▶ **WORK TO DO**:
The material below should be written out in full and exactly; pictures stay out of the copy.

[Entries from a dataset]
____

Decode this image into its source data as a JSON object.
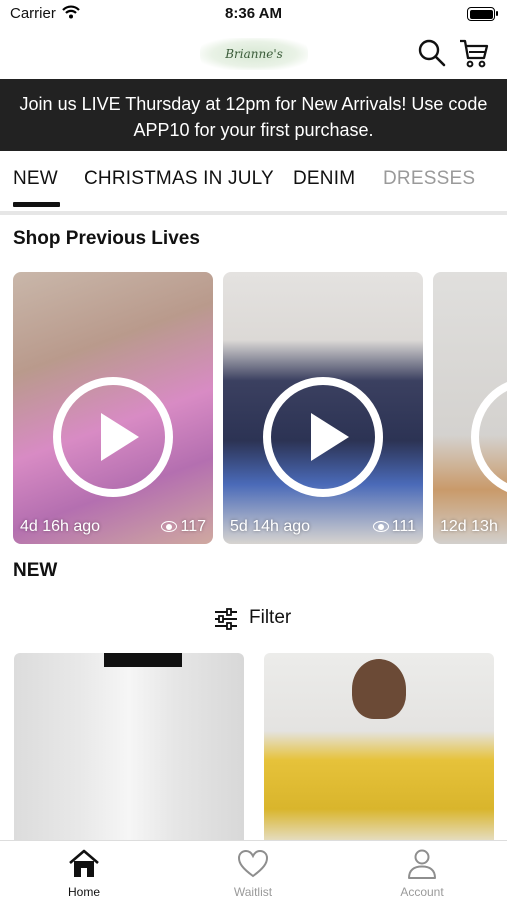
{
  "status_bar": {
    "carrier": "Carrier",
    "time": "8:36 AM"
  },
  "header": {
    "logo_text": "Brianne's Boutique",
    "icons": [
      "search-icon",
      "cart-icon"
    ]
  },
  "banner": {
    "text": "Join us LIVE Thursday at 12pm for New Arrivals! Use code APP10 for your first purchase."
  },
  "category_tabs": [
    "NEW",
    "CHRISTMAS IN JULY",
    "DENIM",
    "DRESSES"
  ],
  "sections": {
    "previous_lives_title": "Shop Previous Lives",
    "new_title": "NEW",
    "filter_label": "Filter"
  },
  "lives": [
    {
      "ago": "4d 16h ago",
      "views": "117"
    },
    {
      "ago": "5d 14h ago",
      "views": "111"
    },
    {
      "ago": "12d 13h",
      "views": ""
    }
  ],
  "tab_bar": [
    {
      "label": "Home",
      "icon": "home-icon",
      "active": true
    },
    {
      "label": "Waitlist",
      "icon": "heart-icon",
      "active": false
    },
    {
      "label": "Account",
      "icon": "person-icon",
      "active": false
    }
  ],
  "colors": {
    "banner_bg": "#222222",
    "active_tab": "#111111",
    "inactive_tabbar": "#9a9a9a"
  }
}
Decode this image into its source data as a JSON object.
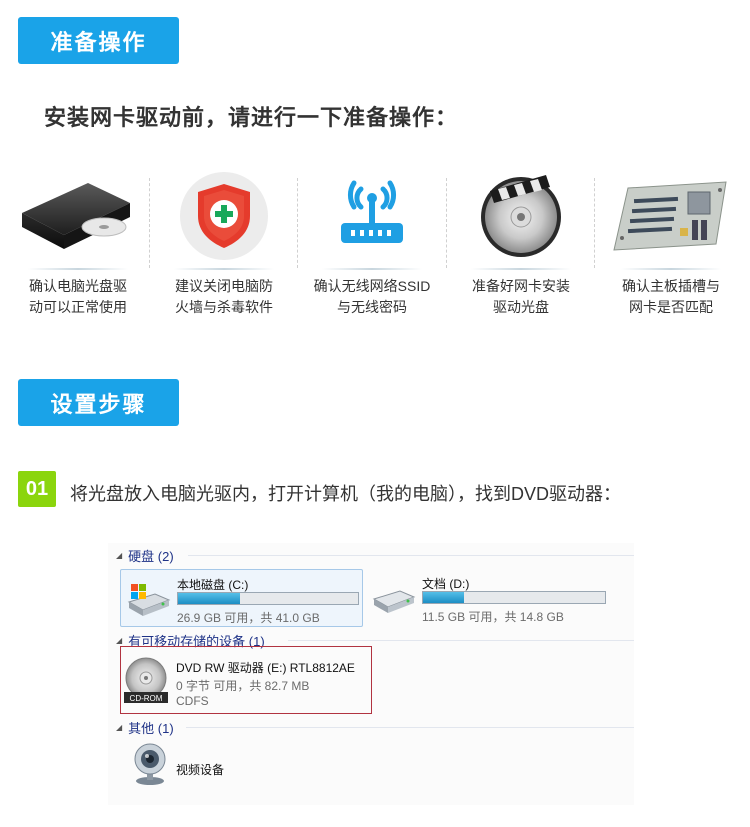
{
  "prep": {
    "tag_label": "准备操作",
    "heading": "安装网卡驱动前，请进行一下准备操作：",
    "items": [
      {
        "icon": "optical-drive-icon",
        "line1": "确认电脑光盘驱",
        "line2": "动可以正常使用"
      },
      {
        "icon": "security-shield-icon",
        "line1": "建议关闭电脑防",
        "line2": "火墙与杀毒软件"
      },
      {
        "icon": "wireless-router-icon",
        "line1": "确认无线网络SSID",
        "line2": "与无线密码"
      },
      {
        "icon": "driver-disc-icon",
        "line1": "准备好网卡安装",
        "line2": "驱动光盘"
      },
      {
        "icon": "motherboard-icon",
        "line1": "确认主板插槽与",
        "line2": "网卡是否匹配"
      }
    ]
  },
  "steps": {
    "tag_label": "设置步骤",
    "step1": {
      "number": "01",
      "text": "将光盘放入电脑光驱内，打开计算机（我的电脑），找到DVD驱动器："
    }
  },
  "explorer": {
    "groups": {
      "hard_disks": "硬盘 (2)",
      "removable": "有可移动存储的设备 (1)",
      "other": "其他 (1)"
    },
    "drives": [
      {
        "name": "本地磁盘 (C:)",
        "free_text": "26.9 GB 可用，共 41.0 GB",
        "used_fraction": 0.344
      },
      {
        "name": "文档 (D:)",
        "free_text": "11.5 GB 可用，共 14.8 GB",
        "used_fraction": 0.223
      }
    ],
    "dvd": {
      "name": "DVD RW 驱动器 (E:) RTL8812AE",
      "space": "0 字节 可用，共 82.7 MB",
      "filesystem": "CDFS",
      "badge": "CD-ROM"
    },
    "camera": {
      "name": "视频设备"
    }
  },
  "colors": {
    "accent_blue": "#1aa3e8",
    "step_green": "#8bd50d",
    "group_text": "#1e3287",
    "highlight_red": "#b13340",
    "shield_red": "#e53b2c",
    "wireless_blue": "#1f9fe3"
  }
}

____

▶ **ANSWER TO THE PROBLEM**:
Decode this image into its source data as a JSON object.
{
  "status_bar": {
    "carrier": "Carrier",
    "time": "8:36 AM"
  },
  "header": {
    "logo_text": "Brianne's Boutique",
    "icons": [
      "search-icon",
      "cart-icon"
    ]
  },
  "banner": {
    "text": "Join us LIVE Thursday at 12pm for New Arrivals! Use code APP10 for your first purchase."
  },
  "category_tabs": [
    "NEW",
    "CHRISTMAS IN JULY",
    "DENIM",
    "DRESSES"
  ],
  "sections": {
    "previous_lives_title": "Shop Previous Lives",
    "new_title": "NEW",
    "filter_label": "Filter"
  },
  "lives": [
    {
      "ago": "4d 16h ago",
      "views": "117"
    },
    {
      "ago": "5d 14h ago",
      "views": "111"
    },
    {
      "ago": "12d 13h",
      "views": ""
    }
  ],
  "tab_bar": [
    {
      "label": "Home",
      "icon": "home-icon",
      "active": true
    },
    {
      "label": "Waitlist",
      "icon": "heart-icon",
      "active": false
    },
    {
      "label": "Account",
      "icon": "person-icon",
      "active": false
    }
  ],
  "colors": {
    "banner_bg": "#222222",
    "active_tab": "#111111",
    "inactive_tabbar": "#9a9a9a"
  }
}
Decode this image into its source data as a JSON object.
{
  "prep": {
    "tag_label": "准备操作",
    "heading": "安装网卡驱动前，请进行一下准备操作：",
    "items": [
      {
        "icon": "optical-drive-icon",
        "line1": "确认电脑光盘驱",
        "line2": "动可以正常使用"
      },
      {
        "icon": "security-shield-icon",
        "line1": "建议关闭电脑防",
        "line2": "火墙与杀毒软件"
      },
      {
        "icon": "wireless-router-icon",
        "line1": "确认无线网络SSID",
        "line2": "与无线密码"
      },
      {
        "icon": "driver-disc-icon",
        "line1": "准备好网卡安装",
        "line2": "驱动光盘"
      },
      {
        "icon": "motherboard-icon",
        "line1": "确认主板插槽与",
        "line2": "网卡是否匹配"
      }
    ]
  },
  "steps": {
    "tag_label": "设置步骤",
    "step1": {
      "number": "01",
      "text": "将光盘放入电脑光驱内，打开计算机（我的电脑），找到DVD驱动器："
    }
  },
  "explorer": {
    "groups": {
      "hard_disks": "硬盘 (2)",
      "removable": "有可移动存储的设备 (1)",
      "other": "其他 (1)"
    },
    "drives": [
      {
        "name": "本地磁盘 (C:)",
        "free_text": "26.9 GB 可用，共 41.0 GB",
        "used_fraction": 0.344
      },
      {
        "name": "文档 (D:)",
        "free_text": "11.5 GB 可用，共 14.8 GB",
        "used_fraction": 0.223
      }
    ],
    "dvd": {
      "name": "DVD RW 驱动器 (E:) RTL8812AE",
      "space": "0 字节 可用，共 82.7 MB",
      "filesystem": "CDFS",
      "badge": "CD-ROM"
    },
    "camera": {
      "name": "视频设备"
    }
  },
  "colors": {
    "accent_blue": "#1aa3e8",
    "step_green": "#8bd50d",
    "group_text": "#1e3287",
    "highlight_red": "#b13340",
    "shield_red": "#e53b2c",
    "wireless_blue": "#1f9fe3"
  }
}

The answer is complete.